— START OF Records for processing —
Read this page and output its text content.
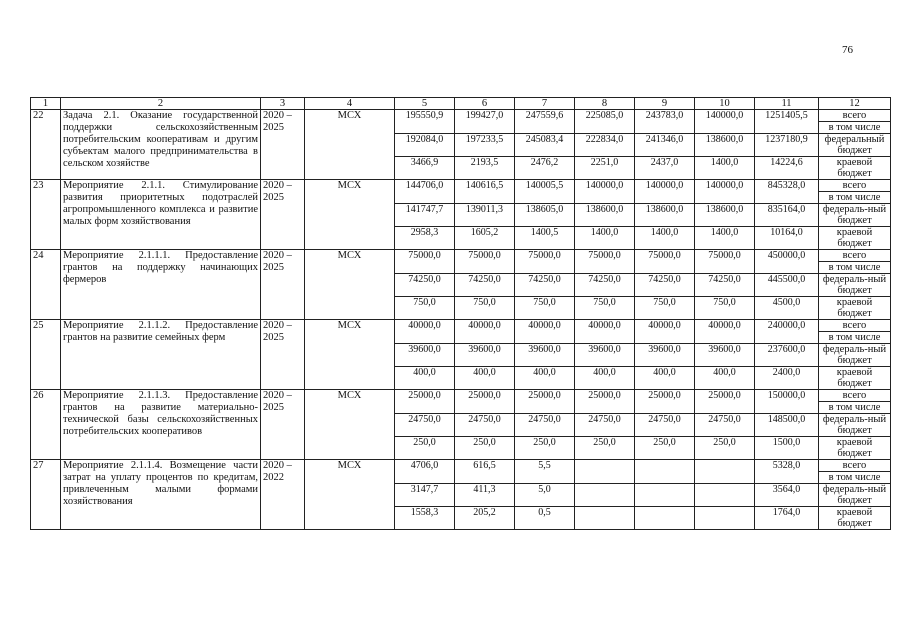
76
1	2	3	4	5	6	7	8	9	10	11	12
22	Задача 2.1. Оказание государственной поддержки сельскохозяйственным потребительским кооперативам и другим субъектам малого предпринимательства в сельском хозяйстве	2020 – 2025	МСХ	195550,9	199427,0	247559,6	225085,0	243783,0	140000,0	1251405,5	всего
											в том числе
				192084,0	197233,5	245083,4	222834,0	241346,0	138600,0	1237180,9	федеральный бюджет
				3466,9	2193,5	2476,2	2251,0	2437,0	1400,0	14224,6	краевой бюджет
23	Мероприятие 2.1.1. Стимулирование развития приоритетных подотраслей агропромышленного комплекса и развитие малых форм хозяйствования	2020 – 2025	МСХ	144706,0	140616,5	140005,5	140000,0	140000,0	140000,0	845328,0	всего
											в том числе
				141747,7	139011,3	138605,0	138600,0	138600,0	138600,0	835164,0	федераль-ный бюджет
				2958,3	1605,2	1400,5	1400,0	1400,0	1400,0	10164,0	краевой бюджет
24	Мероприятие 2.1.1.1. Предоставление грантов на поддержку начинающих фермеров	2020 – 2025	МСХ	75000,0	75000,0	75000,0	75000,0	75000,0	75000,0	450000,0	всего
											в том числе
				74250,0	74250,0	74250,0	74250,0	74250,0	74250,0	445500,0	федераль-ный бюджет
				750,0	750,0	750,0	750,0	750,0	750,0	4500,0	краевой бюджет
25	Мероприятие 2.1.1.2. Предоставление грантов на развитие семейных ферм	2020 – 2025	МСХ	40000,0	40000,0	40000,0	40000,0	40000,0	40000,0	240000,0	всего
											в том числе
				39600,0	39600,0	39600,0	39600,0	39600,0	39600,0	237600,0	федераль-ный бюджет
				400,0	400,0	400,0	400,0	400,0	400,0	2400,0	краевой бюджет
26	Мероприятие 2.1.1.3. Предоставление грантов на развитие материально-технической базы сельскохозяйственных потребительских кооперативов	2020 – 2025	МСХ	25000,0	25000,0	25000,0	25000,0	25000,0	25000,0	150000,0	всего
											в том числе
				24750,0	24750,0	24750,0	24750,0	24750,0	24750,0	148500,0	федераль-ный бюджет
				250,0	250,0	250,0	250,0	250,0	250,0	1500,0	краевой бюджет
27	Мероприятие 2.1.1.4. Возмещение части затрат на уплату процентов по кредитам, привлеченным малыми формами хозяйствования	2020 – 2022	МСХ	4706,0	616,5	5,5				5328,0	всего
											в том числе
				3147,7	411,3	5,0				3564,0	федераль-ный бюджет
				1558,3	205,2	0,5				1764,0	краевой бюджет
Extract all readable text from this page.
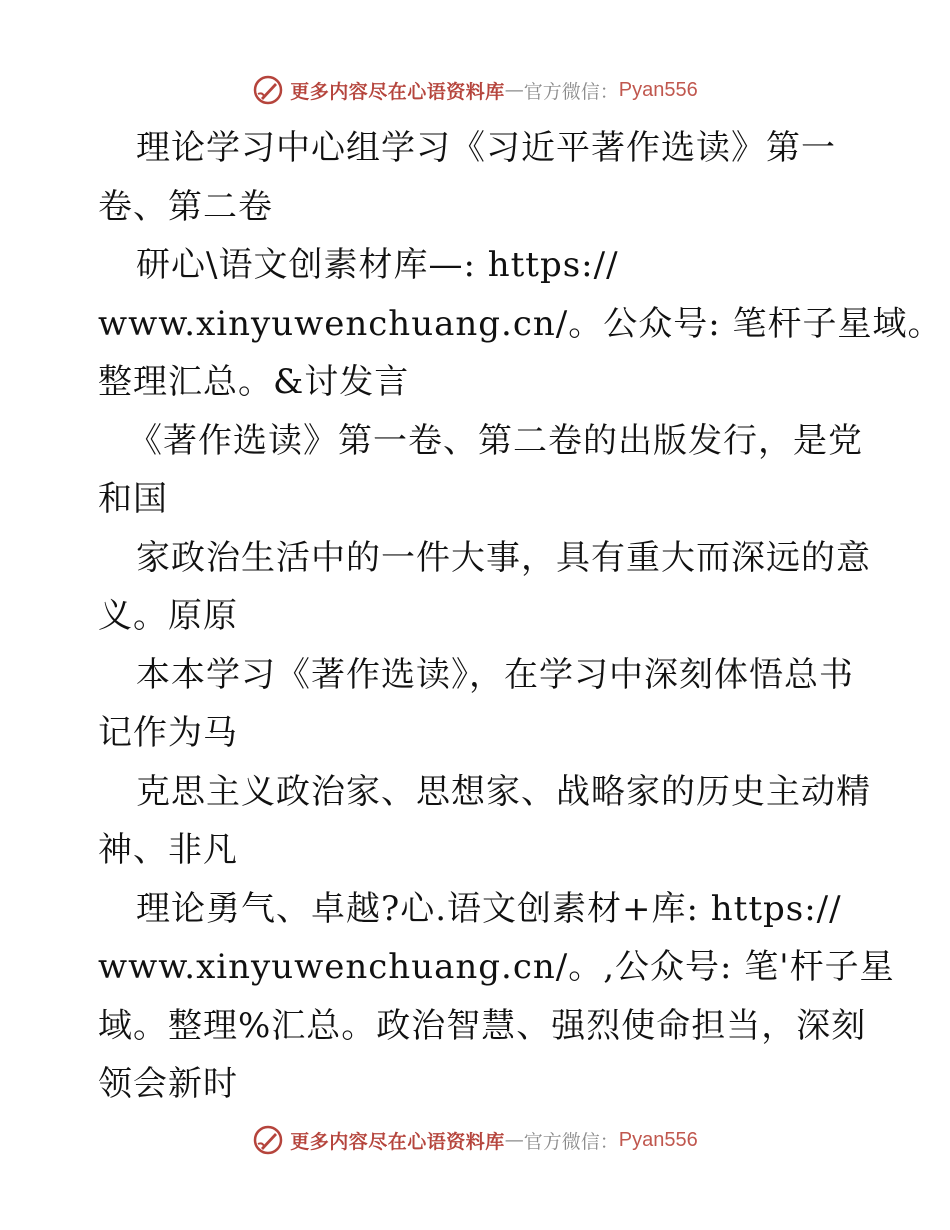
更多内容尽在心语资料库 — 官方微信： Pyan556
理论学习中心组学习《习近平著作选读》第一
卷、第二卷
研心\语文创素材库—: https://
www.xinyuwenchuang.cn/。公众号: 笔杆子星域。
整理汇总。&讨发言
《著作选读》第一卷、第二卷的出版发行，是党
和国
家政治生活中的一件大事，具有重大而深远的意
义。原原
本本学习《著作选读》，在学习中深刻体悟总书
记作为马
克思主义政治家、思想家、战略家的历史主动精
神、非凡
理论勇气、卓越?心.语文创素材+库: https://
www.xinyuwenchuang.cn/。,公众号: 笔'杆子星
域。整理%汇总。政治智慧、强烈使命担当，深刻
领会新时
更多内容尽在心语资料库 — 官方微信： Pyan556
— END OF Records for processing —
> _Instructions to follow_
Leave the pictures out and reproduce all of the records exactly.

> _The result_
Read this page and output its text content.
76
1	2	3	4	5	6	7	8	9	10	11	12
22	Задача 2.1. Оказание государственной поддержки сельскохозяйственным потребительским кооперативам и другим субъектам малого предпринимательства в сельском хозяйстве	2020 – 2025	МСХ	195550,9	199427,0	247559,6	225085,0	243783,0	140000,0	1251405,5	всего
											в том числе
				192084,0	197233,5	245083,4	222834,0	241346,0	138600,0	1237180,9	федеральный бюджет
				3466,9	2193,5	2476,2	2251,0	2437,0	1400,0	14224,6	краевой бюджет
23	Мероприятие 2.1.1. Стимулирование развития приоритетных подотраслей агропромышленного комплекса и развитие малых форм хозяйствования	2020 – 2025	МСХ	144706,0	140616,5	140005,5	140000,0	140000,0	140000,0	845328,0	всего
											в том числе
				141747,7	139011,3	138605,0	138600,0	138600,0	138600,0	835164,0	федераль-ный бюджет
				2958,3	1605,2	1400,5	1400,0	1400,0	1400,0	10164,0	краевой бюджет
24	Мероприятие 2.1.1.1. Предоставление грантов на поддержку начинающих фермеров	2020 – 2025	МСХ	75000,0	75000,0	75000,0	75000,0	75000,0	75000,0	450000,0	всего
											в том числе
				74250,0	74250,0	74250,0	74250,0	74250,0	74250,0	445500,0	федераль-ный бюджет
				750,0	750,0	750,0	750,0	750,0	750,0	4500,0	краевой бюджет
25	Мероприятие 2.1.1.2. Предоставление грантов на развитие семейных ферм	2020 – 2025	МСХ	40000,0	40000,0	40000,0	40000,0	40000,0	40000,0	240000,0	всего
											в том числе
				39600,0	39600,0	39600,0	39600,0	39600,0	39600,0	237600,0	федераль-ный бюджет
				400,0	400,0	400,0	400,0	400,0	400,0	2400,0	краевой бюджет
26	Мероприятие 2.1.1.3. Предоставление грантов на развитие материально-технической базы сельскохозяйственных потребительских кооперативов	2020 – 2025	МСХ	25000,0	25000,0	25000,0	25000,0	25000,0	25000,0	150000,0	всего
											в том числе
				24750,0	24750,0	24750,0	24750,0	24750,0	24750,0	148500,0	федераль-ный бюджет
				250,0	250,0	250,0	250,0	250,0	250,0	1500,0	краевой бюджет
27	Мероприятие 2.1.1.4. Возмещение части затрат на уплату процентов по кредитам, привлеченным малыми формами хозяйствования	2020 – 2022	МСХ	4706,0	616,5	5,5				5328,0	всего
											в том числе
				3147,7	411,3	5,0				3564,0	федераль-ный бюджет
				1558,3	205,2	0,5				1764,0	краевой бюджет
Extract all readable text from this page.
更多内容尽在心语资料库 — 官方微信： Pyan556
理论学习中心组学习《习近平著作选读》第一
卷、第二卷
研心\语文创素材库—: https://
www.xinyuwenchuang.cn/。公众号: 笔杆子星域。
整理汇总。&讨发言
《著作选读》第一卷、第二卷的出版发行，是党
和国
家政治生活中的一件大事，具有重大而深远的意
义。原原
本本学习《著作选读》，在学习中深刻体悟总书
记作为马
克思主义政治家、思想家、战略家的历史主动精
神、非凡
理论勇气、卓越?心.语文创素材+库: https://
www.xinyuwenchuang.cn/。,公众号: 笔'杆子星
域。整理%汇总。政治智慧、强烈使命担当，深刻
领会新时
更多内容尽在心语资料库 — 官方微信： Pyan556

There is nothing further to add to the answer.